→ **WHAT THIS TASK INVOLVES**: Write out the listing below in full and exactly, leaving out every picture.

Dataset items
* * * * * * * * *

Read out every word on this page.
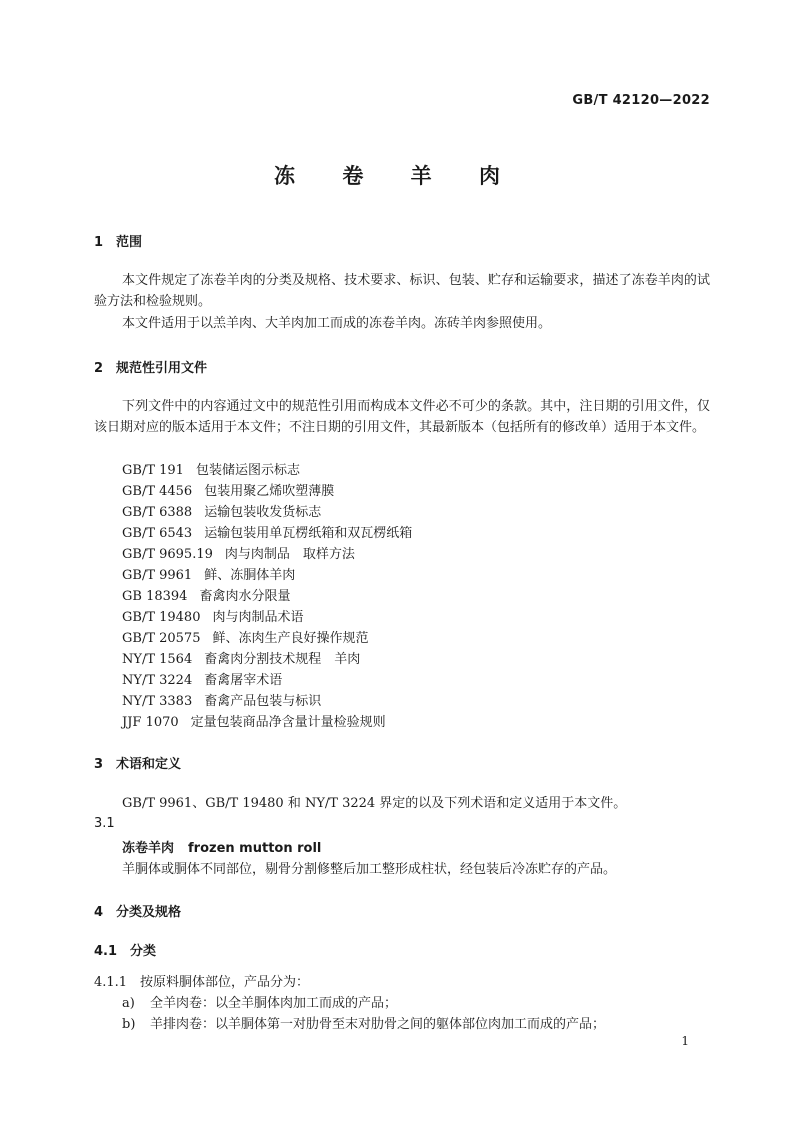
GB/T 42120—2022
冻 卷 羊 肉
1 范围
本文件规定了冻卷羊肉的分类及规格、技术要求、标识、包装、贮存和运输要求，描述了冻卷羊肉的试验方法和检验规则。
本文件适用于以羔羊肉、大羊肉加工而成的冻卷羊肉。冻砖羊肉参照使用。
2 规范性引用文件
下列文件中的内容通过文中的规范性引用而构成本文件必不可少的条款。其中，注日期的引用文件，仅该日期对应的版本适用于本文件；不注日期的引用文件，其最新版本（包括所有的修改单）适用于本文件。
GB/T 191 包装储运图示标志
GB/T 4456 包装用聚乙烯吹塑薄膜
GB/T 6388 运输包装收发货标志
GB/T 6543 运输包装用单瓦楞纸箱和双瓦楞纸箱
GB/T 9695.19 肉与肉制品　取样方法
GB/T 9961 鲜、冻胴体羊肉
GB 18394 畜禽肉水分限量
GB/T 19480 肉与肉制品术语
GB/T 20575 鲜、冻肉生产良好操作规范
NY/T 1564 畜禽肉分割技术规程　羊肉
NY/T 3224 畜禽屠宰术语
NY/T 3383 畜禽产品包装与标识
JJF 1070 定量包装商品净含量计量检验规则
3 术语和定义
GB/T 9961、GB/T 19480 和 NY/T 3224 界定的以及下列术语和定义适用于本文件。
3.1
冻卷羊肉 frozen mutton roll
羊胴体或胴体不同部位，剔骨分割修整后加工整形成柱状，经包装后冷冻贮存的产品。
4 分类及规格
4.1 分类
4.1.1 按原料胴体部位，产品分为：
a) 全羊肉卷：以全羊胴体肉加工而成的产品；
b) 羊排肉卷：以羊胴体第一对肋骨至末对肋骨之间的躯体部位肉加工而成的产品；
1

* * * * * * * * *

→ **TASK ANSWER**:
Read out every word on this page.
GB/T 42120—2022
冻 卷 羊 肉
1 范围
本文件规定了冻卷羊肉的分类及规格、技术要求、标识、包装、贮存和运输要求，描述了冻卷羊肉的试验方法和检验规则。
本文件适用于以羔羊肉、大羊肉加工而成的冻卷羊肉。冻砖羊肉参照使用。
2 规范性引用文件
下列文件中的内容通过文中的规范性引用而构成本文件必不可少的条款。其中，注日期的引用文件，仅该日期对应的版本适用于本文件；不注日期的引用文件，其最新版本（包括所有的修改单）适用于本文件。
GB/T 191 包装储运图示标志
GB/T 4456 包装用聚乙烯吹塑薄膜
GB/T 6388 运输包装收发货标志
GB/T 6543 运输包装用单瓦楞纸箱和双瓦楞纸箱
GB/T 9695.19 肉与肉制品　取样方法
GB/T 9961 鲜、冻胴体羊肉
GB 18394 畜禽肉水分限量
GB/T 19480 肉与肉制品术语
GB/T 20575 鲜、冻肉生产良好操作规范
NY/T 1564 畜禽肉分割技术规程　羊肉
NY/T 3224 畜禽屠宰术语
NY/T 3383 畜禽产品包装与标识
JJF 1070 定量包装商品净含量计量检验规则
3 术语和定义
GB/T 9961、GB/T 19480 和 NY/T 3224 界定的以及下列术语和定义适用于本文件。
3.1
冻卷羊肉 frozen mutton roll
羊胴体或胴体不同部位，剔骨分割修整后加工整形成柱状，经包装后冷冻贮存的产品。
4 分类及规格
4.1 分类
4.1.1 按原料胴体部位，产品分为：
a) 全羊肉卷：以全羊胴体肉加工而成的产品；
b) 羊排肉卷：以羊胴体第一对肋骨至末对肋骨之间的躯体部位肉加工而成的产品；
1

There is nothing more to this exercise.